Records for processing:
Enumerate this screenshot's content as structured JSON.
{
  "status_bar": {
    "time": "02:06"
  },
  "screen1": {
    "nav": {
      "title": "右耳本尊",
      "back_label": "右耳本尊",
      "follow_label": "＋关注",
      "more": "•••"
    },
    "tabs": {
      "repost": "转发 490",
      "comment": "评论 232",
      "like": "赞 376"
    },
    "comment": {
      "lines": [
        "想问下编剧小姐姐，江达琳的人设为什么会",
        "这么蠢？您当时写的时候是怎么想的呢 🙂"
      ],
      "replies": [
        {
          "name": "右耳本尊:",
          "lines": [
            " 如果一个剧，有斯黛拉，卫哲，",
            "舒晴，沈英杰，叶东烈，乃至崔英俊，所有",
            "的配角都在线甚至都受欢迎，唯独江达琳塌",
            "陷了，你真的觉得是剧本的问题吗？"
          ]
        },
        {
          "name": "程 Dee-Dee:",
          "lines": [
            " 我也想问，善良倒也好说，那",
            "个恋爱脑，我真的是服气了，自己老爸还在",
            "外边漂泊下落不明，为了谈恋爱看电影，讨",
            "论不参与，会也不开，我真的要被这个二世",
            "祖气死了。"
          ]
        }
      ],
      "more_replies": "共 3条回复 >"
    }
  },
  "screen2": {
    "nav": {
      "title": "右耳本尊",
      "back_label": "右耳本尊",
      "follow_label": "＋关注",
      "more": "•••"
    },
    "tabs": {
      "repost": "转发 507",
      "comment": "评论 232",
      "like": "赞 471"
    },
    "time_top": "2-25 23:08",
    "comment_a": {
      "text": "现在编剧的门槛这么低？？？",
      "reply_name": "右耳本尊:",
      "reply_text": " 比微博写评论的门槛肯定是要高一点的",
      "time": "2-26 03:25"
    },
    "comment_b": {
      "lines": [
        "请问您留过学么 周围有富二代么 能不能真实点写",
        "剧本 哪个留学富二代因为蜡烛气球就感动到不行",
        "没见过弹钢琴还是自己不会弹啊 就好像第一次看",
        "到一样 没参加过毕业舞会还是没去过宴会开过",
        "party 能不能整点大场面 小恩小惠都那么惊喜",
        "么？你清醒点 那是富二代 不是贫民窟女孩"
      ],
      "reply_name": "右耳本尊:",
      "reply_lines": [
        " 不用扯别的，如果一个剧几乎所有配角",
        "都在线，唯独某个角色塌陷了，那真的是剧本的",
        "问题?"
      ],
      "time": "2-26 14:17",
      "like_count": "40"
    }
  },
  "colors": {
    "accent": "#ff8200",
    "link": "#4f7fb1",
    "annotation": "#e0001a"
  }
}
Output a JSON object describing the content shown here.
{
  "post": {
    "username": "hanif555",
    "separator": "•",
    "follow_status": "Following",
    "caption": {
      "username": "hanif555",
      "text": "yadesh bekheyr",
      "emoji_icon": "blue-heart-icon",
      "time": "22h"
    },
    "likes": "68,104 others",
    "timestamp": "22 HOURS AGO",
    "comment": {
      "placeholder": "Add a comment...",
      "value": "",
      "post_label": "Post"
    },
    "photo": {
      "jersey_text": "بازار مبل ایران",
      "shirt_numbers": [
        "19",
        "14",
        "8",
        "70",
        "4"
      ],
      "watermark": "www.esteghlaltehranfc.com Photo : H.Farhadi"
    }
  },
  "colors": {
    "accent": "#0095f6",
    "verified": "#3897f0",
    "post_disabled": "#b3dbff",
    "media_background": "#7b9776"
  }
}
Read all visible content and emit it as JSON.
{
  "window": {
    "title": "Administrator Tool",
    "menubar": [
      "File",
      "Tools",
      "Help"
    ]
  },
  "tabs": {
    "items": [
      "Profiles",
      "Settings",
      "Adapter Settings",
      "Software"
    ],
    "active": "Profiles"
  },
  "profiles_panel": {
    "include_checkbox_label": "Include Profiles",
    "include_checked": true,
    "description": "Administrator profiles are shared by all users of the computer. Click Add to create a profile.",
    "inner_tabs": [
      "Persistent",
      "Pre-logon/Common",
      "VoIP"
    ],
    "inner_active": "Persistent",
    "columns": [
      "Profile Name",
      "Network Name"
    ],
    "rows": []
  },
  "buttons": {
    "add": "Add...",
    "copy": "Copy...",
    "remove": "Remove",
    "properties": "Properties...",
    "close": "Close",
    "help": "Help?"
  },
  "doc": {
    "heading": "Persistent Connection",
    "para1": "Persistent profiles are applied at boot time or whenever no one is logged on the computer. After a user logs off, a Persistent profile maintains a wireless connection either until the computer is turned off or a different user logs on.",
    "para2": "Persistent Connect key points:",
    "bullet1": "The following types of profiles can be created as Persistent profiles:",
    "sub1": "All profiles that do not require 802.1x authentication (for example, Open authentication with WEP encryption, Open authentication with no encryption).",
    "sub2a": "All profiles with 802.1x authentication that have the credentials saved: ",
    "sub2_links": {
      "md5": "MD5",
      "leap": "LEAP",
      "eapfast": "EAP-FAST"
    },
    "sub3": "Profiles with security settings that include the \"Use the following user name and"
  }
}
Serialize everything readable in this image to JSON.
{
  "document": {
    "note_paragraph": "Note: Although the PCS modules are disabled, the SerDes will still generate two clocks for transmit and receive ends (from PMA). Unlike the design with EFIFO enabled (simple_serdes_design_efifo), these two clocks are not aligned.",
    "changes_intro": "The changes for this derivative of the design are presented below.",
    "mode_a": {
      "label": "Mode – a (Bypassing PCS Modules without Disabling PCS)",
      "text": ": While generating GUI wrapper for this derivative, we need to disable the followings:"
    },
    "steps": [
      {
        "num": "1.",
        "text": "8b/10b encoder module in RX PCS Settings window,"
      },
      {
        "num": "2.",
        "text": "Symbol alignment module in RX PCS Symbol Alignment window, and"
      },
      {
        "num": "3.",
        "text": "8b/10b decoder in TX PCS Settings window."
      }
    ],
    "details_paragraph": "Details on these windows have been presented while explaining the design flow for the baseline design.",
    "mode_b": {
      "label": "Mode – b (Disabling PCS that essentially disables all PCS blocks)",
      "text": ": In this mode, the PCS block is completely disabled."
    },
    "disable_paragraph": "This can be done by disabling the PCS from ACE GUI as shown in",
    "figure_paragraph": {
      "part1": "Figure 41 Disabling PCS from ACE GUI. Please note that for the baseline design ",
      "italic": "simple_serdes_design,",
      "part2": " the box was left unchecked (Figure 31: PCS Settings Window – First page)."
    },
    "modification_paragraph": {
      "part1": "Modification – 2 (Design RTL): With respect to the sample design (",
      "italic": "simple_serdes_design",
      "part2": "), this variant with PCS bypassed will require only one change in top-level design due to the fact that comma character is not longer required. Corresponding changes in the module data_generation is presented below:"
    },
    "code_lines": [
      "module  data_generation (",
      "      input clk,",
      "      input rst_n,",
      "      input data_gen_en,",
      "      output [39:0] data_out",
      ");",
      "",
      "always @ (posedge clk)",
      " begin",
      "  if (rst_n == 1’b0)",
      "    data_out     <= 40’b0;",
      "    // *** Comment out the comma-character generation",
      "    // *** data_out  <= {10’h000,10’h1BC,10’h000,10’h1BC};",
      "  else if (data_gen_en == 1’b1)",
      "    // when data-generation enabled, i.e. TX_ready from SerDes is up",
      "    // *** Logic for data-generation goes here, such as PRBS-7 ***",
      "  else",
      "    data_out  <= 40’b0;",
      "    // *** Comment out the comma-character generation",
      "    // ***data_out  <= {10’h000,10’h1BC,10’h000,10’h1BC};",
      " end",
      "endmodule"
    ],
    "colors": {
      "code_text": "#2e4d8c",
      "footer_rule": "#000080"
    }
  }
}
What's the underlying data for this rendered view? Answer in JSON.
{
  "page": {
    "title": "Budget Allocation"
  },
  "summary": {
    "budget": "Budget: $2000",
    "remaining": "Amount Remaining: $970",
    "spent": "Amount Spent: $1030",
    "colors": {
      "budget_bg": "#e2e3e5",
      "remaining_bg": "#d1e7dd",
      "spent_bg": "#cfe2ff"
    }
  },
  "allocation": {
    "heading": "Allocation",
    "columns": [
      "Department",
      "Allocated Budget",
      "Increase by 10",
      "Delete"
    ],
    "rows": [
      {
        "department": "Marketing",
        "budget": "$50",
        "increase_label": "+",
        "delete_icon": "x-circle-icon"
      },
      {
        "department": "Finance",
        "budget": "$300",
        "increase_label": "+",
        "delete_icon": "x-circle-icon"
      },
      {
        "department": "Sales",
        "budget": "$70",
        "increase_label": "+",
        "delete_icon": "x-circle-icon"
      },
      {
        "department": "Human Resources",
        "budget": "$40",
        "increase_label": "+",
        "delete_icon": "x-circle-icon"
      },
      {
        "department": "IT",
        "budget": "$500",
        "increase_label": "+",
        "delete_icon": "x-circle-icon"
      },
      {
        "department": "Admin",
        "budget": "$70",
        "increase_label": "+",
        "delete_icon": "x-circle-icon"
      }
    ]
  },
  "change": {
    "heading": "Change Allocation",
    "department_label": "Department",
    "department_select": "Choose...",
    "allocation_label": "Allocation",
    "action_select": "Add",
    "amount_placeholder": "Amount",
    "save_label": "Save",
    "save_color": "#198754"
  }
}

Exercise requirements:
Copy out each line of the material that holds the word "heading".

The answer:
    "heading": "Persistent Connection",
    "heading": "Allocation",
    "heading": "Change Allocation",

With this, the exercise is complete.